Writing for Love and Justice — FRIEREN: BEYOND JOURNEY'S END — episode 1




And another story spoiler comment, page 20:

I was really surprised that this fellow was Himmel. I had to read on for a couple of pages to verify. People don’t shrink that much when they get old, do they? I’ll chalk it up to artistic liberty, but it was very confusing for a moment. :slight_smile:

I transcribed the handwritten text, for those who are interested. The kanji were already in the vocab sheet, but here’s the full text. They weren’t too bad, the handwriting is better than in some other manga I read.

Handwritten text p.18




Handwritten text p.25



I read to page 19 today!

Story Plot Stuff

Just looking at how much older Monacle is on page 18 compared to page 16, even before the end of that page and her thinking about the meteor shower it’s so obvious that so much time has passed.

Then the last speech bubble on page 19? That’s going to be one of her companions, and they’re going to be old while she looks exactly the same, and I really want to turn the page and see who it is but also I need to not I need to pace myself but dear heck I can already tell this is going to be a lot of emotions. :sob:

Also, she got tricked by a mimic again! Oh dear XD

Page 16

Top left panel, struggling a bit with the string of kana. I broke it up like 「50年も100年も・彼女にとっては・些細なもの・なの・かもしれないね。」and got “Perhaps 50 years or 100 years are, as far as she is concerned, a trivial thing, right?” but can’t figure out what that なの in the middle is for.

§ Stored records
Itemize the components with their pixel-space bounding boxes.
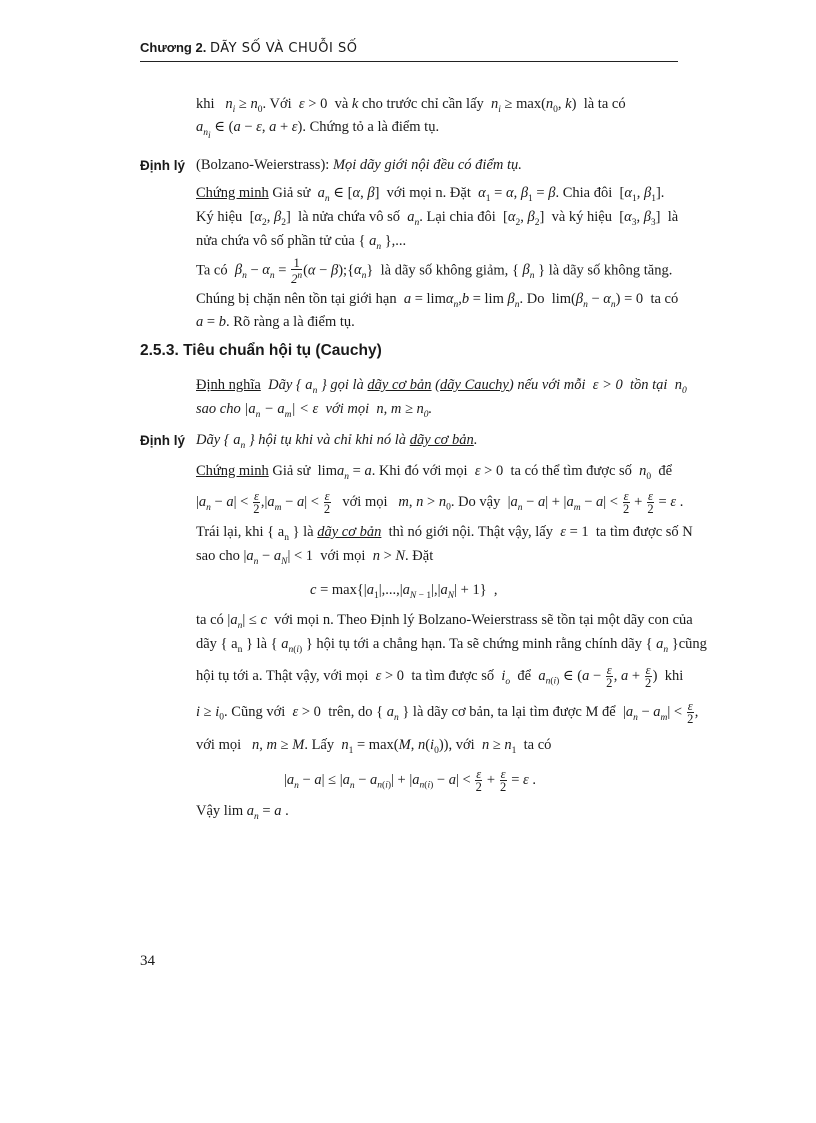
text-line: khi $n_i \ge n_0$. Với ε > 0 và k cho trước chỉ cần lấy $n_i \ge \max(n_0$, k) là ta có [196,96,626,115]
text-line: Chúng bị chặn nên tồn tại giới hạn $a = \lim\alpha_n,b = \lim \beta_n$. Do $\lim(\beta_n - \alpha_n) = 0$ ta có [196,291,679,310]
header-rule [140,61,678,62]
text-line: nửa chứa vô số phần tử của { $a_n$ },... [196,233,407,252]
text-line: $i \ge i_0$. Cũng với ε > 0 trên, do { $a_n$ } là dãy cơ bản, ta lại tìm được M để $|a_n - a_m|$ < $\frac{\varepsilon}{2}$ , [196,699,699,726]
definition-line: Định nghĩa Dãy { $a_n$ } gọi là dãy cơ bản (dãy Cauchy) nếu với mỗi ε > 0 tồn tại $n_0$ [196,377,687,396]
theorem-label: Định lý [140,433,186,448]
text-line: Vậy $\lim a_n = a$ . [196,803,289,822]
chapter-subtitle: DÃY SỐ VÀ CHUỖI SỐ [209,41,358,56]
definition-label: Định nghĩa [196,377,261,393]
section-title: 2.5.3. Tiêu chuẩn hội tụ (Cauchy) [140,342,382,359]
text-line: dãy { $a_n$ } là { $a_{n(i)}$ } hội tụ tới a chẳng hạn. Ta sẽ chứng minh rằng chính dãy { $a_n$ }cũng [196,636,707,655]
text-line: ta có $|a_n| \le c$ với mọi n. Theo Định lý Bolzano-Weierstrass sẽ tồn tại một dãy con của [196,612,693,631]
text-line: Ta có $\beta_n - \alpha_n$ = $\frac{1}{2^n}$ $(\alpha - \beta);\{\alpha_n\}$ là dãy số không giảm, { $\beta_n$ } là dãy số không tăng. [196,256,673,287]
text-line: hội tụ tới a. Thật vậy, với mọi ε > 0 ta tìm được số $i_o$ để $a_{n(i)}$ ∈ (a − $\frac{\varepsilon}{2}$ , a + $\frac{\varepsilon}{2}$ ) khi [196,663,684,690]
proof-label: Chứng minh [196,185,269,201]
text-line: với mọi n, m ≥ M. Lấy $n_1 = \max(M$, $n(i_0)$), với $n \ge n_1$ ta có [196,737,552,756]
definition-line: sao cho $|a_n - a_m| < \varepsilon$ với mọi n, $m \ge n_0$. [196,401,433,420]
text-line: $a_{n_i}$ ∈ (a − ε, a + ε). Chứng tỏ a là điểm tụ. [196,119,440,141]
chapter-label: Chương 2. [140,40,207,55]
text-line: sao cho $|a_n - a_N| < 1$ với mọi n > N. Đặt [196,548,434,567]
equation: $|a_n - a| \le |a_n - a_{n(i)}| + |a_{n(i)} - a|$ < $\frac{\varepsilon}{2}$ + $\frac{\varepsilon}{2}$ = ε . [284,767,536,794]
text-line: $|a_n - a|$ < $\frac{\varepsilon}{2}$ $,|a_m - a|$ < $\frac{\varepsilon}{2}$ với mọi m, $n > n_0$. Do vậy $|a_n - a| + |a_m - a|$ < $\frac{\varepsilon}{2}$ + $\frac{\varepsilon}{2}$ = ε . [196,489,684,516]
theorem-statement: (Bolzano-Weierstrass): Mọi dãy giới nội đều có điểm tụ. [196,157,522,173]
running-header [140,40,678,62]
text-line: Ký hiệu [$\alpha_2$, $\beta_2$] là nửa chứa vô số $a_n$. Lại chia đôi [$\alpha_2$, $\beta_2$] và ký hiệu [$\alpha_3$, $\beta_3$] là [196,209,679,228]
text-line: a = b. Rõ ràng a là điểm tụ. [196,314,355,330]
proof-label: Chứng minh [196,463,269,479]
equation: $c = \max\{|a_1|,...,|a_{N - 1}|,|a_N| + 1\}$ , [310,582,498,601]
page-number: 34 [140,953,155,969]
text-line: Chứng minh Giả sử lima$_n$ = a. Khi đó với mọi ε > 0 ta có thể tìm được số $n_0$ để [196,463,673,482]
text-line: Chứng minh Giả sử $a_n$ ∈ [α, β] với mọi n. Đặt $\alpha_1 = \alpha$, $\beta_1 = \beta$. Chia đôi [$\alpha_1$, $\beta_1$]. [196,185,665,204]
theorem-label: Định lý [140,158,186,173]
text-line: Trái lại, khi { $a_n$ } là dãy cơ bản thì nó giới nội. Thật vậy, lấy ε = 1 ta tìm được số N [196,524,693,543]
theorem-statement: Dãy { $a_n$ } hội tụ khi và chỉ khi nó là dãy cơ bản. [196,432,478,451]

§ Set of tasks
1) Translate this sentence from the Frieren discussion into Spanish: "I was really surprised that this fellow was Himmel."
2) Continue the Frieren discussion, picking up after its final sentence.

§ Responses in order
1) Me sorprendió mucho que este tipo fuera Himmel.

2)
Page 18

Middle left panel, I’m a little confused why 「困ったな」 is in past tense here when it seems like Frieren is currently feeling that? Also the 「召喚に使うのに…」I think is roughly “In order to summon it…” but that bit is so short I’m sure there’s context bits that change how that is.

Bottom right panel, the part that Himmel is saying in the handwriting, I think that’s along the lines of “It looks like something with a wicked aura coming out of it, but it’s not harming the human body, isn’t that right?” which, besides being clunky, is that the right kind of nuance? Maybe a more natural sounding way of phrasing that would be like “It looks evil, but it doesn’t seem to be harmful, is it?”

Bottom left panel 「 もうすぐ半世紀流星の時期だし、 ついでに取りに行くか」I’m confused in the grammar in the second half. Based on the context of the first half I think it’s like “Since it’s almost time for that half-century meteor, while I’m at it, should I go to take them?” But just looking at how bad the grammar is in my English version I know that’s not going to be it :sweat_smile:


Mimic count: 2

Thank you for the transcription. I was just staring at 害 in despair when you posted.

Page 18

Middle left panel, I’m a little confused why 「困ったな」 is in past tense here when it seems like Frieren is currently feeling that?

You see that with 困る a lot. I think of it as “It’s become a problem” (implied: and is still is), but it’s also one of those things that’s not worth overthinking.

Also the 「召喚に使うのに…」I think is roughly [spoiler]“In order to summon it…”

のに literally means “even though”, but it’s one of those nuance things where it sometimes sounds more natural not to translate it at all. So Frieren probably means something like “(But) I need it for a summoning” (more literally: “But you use it for summonings” or something).

Bottom right panel, the part that Himmel is saying in the handwriting, I think that’s along the lines of “It looks like something with a wicked aura coming out of it, but it’s not harming the human body, isn’t that right?” which, besides being clunky, is that the right kind of nuance? Maybe a more natural sounding way of phrasing that would be like [spoiler]“It looks evil, but it doesn’t seem to be harmful, is it?”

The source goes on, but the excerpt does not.